Provided records:
◇ ◇ ◇ ◇
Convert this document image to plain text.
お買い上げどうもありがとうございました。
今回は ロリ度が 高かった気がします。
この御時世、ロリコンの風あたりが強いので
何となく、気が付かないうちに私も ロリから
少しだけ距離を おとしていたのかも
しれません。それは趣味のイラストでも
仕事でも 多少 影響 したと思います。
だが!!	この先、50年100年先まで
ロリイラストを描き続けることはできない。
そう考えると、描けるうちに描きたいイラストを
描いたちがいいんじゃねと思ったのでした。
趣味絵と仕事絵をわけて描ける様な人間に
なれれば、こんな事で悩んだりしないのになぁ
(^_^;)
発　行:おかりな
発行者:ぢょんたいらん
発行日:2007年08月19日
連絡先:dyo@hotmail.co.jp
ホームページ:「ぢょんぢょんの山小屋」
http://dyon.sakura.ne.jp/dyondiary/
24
◇ ◇ ◇ ◇
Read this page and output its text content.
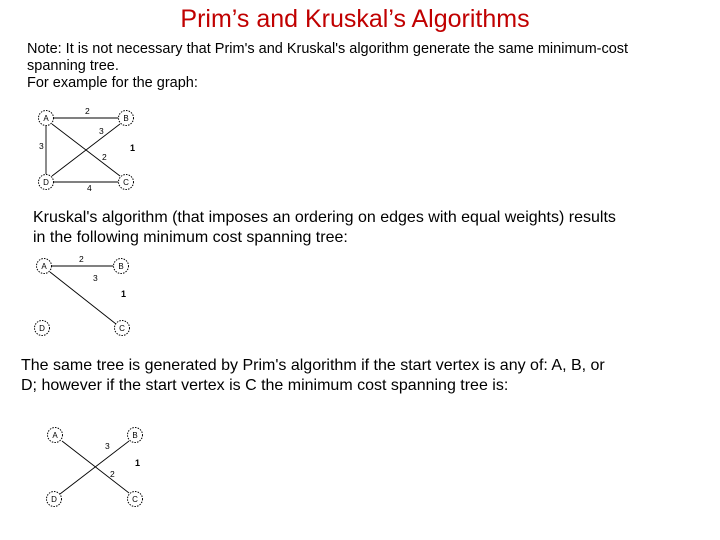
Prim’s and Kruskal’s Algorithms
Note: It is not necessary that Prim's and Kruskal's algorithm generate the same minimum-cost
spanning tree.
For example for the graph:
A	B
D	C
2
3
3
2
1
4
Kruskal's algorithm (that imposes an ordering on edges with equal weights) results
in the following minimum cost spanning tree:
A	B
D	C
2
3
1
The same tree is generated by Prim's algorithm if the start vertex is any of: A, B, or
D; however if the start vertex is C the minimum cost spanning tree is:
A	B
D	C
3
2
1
◇ ◇ ◇ ◇
Pick out every line with the string "start" and copy it.

The same tree is generated by Prim's algorithm if the start vertex is any of: A, B, or
D; however if the start vertex is C the minimum cost spanning tree is:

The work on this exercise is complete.